[Records from a collection of figures]
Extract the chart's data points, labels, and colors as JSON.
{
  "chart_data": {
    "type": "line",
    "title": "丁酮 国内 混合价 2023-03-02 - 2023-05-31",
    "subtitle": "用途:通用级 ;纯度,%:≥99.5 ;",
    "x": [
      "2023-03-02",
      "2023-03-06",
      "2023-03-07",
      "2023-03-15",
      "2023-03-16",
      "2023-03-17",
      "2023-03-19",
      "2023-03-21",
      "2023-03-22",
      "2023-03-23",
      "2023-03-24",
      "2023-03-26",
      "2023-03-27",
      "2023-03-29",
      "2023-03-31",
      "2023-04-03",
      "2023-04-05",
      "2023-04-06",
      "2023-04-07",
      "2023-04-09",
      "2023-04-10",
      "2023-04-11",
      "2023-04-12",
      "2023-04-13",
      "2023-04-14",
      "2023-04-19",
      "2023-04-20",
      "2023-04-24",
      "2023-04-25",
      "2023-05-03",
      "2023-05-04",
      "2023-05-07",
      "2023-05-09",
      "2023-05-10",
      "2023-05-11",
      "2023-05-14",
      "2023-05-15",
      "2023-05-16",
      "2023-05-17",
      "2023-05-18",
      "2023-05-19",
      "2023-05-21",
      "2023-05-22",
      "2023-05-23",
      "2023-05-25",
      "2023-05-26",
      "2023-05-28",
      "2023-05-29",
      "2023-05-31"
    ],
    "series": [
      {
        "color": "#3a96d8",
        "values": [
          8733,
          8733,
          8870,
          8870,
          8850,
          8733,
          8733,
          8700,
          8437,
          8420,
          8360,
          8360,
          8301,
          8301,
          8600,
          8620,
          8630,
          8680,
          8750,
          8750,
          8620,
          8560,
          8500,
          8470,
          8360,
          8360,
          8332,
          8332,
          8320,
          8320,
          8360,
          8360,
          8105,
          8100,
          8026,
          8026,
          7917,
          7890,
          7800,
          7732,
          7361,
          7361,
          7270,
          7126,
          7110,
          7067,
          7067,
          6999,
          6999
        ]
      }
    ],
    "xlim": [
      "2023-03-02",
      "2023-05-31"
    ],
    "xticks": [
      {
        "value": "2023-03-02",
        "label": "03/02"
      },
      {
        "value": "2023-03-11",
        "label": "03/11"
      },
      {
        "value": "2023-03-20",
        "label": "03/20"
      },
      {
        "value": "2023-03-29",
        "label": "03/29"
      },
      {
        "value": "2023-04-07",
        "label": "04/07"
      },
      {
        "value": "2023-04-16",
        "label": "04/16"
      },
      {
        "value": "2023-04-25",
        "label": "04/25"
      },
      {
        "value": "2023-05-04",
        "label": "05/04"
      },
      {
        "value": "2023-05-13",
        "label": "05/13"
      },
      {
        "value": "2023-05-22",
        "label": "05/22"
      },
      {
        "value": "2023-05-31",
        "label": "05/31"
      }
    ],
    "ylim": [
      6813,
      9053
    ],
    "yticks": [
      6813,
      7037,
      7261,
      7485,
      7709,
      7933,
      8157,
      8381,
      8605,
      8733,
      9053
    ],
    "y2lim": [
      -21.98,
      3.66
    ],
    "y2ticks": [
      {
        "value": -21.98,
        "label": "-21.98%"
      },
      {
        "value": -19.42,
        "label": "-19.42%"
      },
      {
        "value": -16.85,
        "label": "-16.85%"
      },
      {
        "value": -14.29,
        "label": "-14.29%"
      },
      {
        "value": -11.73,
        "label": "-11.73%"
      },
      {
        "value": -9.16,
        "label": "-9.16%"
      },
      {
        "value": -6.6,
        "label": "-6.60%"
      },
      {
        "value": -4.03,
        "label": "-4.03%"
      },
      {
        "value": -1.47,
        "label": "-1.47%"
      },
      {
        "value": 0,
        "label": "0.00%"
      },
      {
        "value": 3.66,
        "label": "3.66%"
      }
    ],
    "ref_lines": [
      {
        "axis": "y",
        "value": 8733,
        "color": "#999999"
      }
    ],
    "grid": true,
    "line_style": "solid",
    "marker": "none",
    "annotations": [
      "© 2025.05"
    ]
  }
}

» **Written problem**:
Output the data above exactly, please, line for line.

» **Task solution**:
Extract the chart's data points, labels, and colors as JSON.
{
  "chart_data": {
    "type": "line",
    "title": "丁酮 国内 混合价 2023-03-02 - 2023-05-31",
    "subtitle": "用途:通用级 ;纯度,%:≥99.5 ;",
    "x": [
      "2023-03-02",
      "2023-03-06",
      "2023-03-07",
      "2023-03-15",
      "2023-03-16",
      "2023-03-17",
      "2023-03-19",
      "2023-03-21",
      "2023-03-22",
      "2023-03-23",
      "2023-03-24",
      "2023-03-26",
      "2023-03-27",
      "2023-03-29",
      "2023-03-31",
      "2023-04-03",
      "2023-04-05",
      "2023-04-06",
      "2023-04-07",
      "2023-04-09",
      "2023-04-10",
      "2023-04-11",
      "2023-04-12",
      "2023-04-13",
      "2023-04-14",
      "2023-04-19",
      "2023-04-20",
      "2023-04-24",
      "2023-04-25",
      "2023-05-03",
      "2023-05-04",
      "2023-05-07",
      "2023-05-09",
      "2023-05-10",
      "2023-05-11",
      "2023-05-14",
      "2023-05-15",
      "2023-05-16",
      "2023-05-17",
      "2023-05-18",
      "2023-05-19",
      "2023-05-21",
      "2023-05-22",
      "2023-05-23",
      "2023-05-25",
      "2023-05-26",
      "2023-05-28",
      "2023-05-29",
      "2023-05-31"
    ],
    "series": [
      {
        "color": "#3a96d8",
        "values": [
          8733,
          8733,
          8870,
          8870,
          8850,
          8733,
          8733,
          8700,
          8437,
          8420,
          8360,
          8360,
          8301,
          8301,
          8600,
          8620,
          8630,
          8680,
          8750,
          8750,
          8620,
          8560,
          8500,
          8470,
          8360,
          8360,
          8332,
          8332,
          8320,
          8320,
          8360,
          8360,
          8105,
          8100,
          8026,
          8026,
          7917,
          7890,
          7800,
          7732,
          7361,
          7361,
          7270,
          7126,
          7110,
          7067,
          7067,
          6999,
          6999
        ]
      }
    ],
    "xlim": [
      "2023-03-02",
      "2023-05-31"
    ],
    "xticks": [
      {
        "value": "2023-03-02",
        "label": "03/02"
      },
      {
        "value": "2023-03-11",
        "label": "03/11"
      },
      {
        "value": "2023-03-20",
        "label": "03/20"
      },
      {
        "value": "2023-03-29",
        "label": "03/29"
      },
      {
        "value": "2023-04-07",
        "label": "04/07"
      },
      {
        "value": "2023-04-16",
        "label": "04/16"
      },
      {
        "value": "2023-04-25",
        "label": "04/25"
      },
      {
        "value": "2023-05-04",
        "label": "05/04"
      },
      {
        "value": "2023-05-13",
        "label": "05/13"
      },
      {
        "value": "2023-05-22",
        "label": "05/22"
      },
      {
        "value": "2023-05-31",
        "label": "05/31"
      }
    ],
    "ylim": [
      6813,
      9053
    ],
    "yticks": [
      6813,
      7037,
      7261,
      7485,
      7709,
      7933,
      8157,
      8381,
      8605,
      8733,
      9053
    ],
    "y2lim": [
      -21.98,
      3.66
    ],
    "y2ticks": [
      {
        "value": -21.98,
        "label": "-21.98%"
      },
      {
        "value": -19.42,
        "label": "-19.42%"
      },
      {
        "value": -16.85,
        "label": "-16.85%"
      },
      {
        "value": -14.29,
        "label": "-14.29%"
      },
      {
        "value": -11.73,
        "label": "-11.73%"
      },
      {
        "value": -9.16,
        "label": "-9.16%"
      },
      {
        "value": -6.6,
        "label": "-6.60%"
      },
      {
        "value": -4.03,
        "label": "-4.03%"
      },
      {
        "value": -1.47,
        "label": "-1.47%"
      },
      {
        "value": 0,
        "label": "0.00%"
      },
      {
        "value": 3.66,
        "label": "3.66%"
      }
    ],
    "ref_lines": [
      {
        "axis": "y",
        "value": 8733,
        "color": "#999999"
      }
    ],
    "grid": true,
    "line_style": "solid",
    "marker": "none",
    "annotations": [
      "© 2025.05"
    ]
  }
}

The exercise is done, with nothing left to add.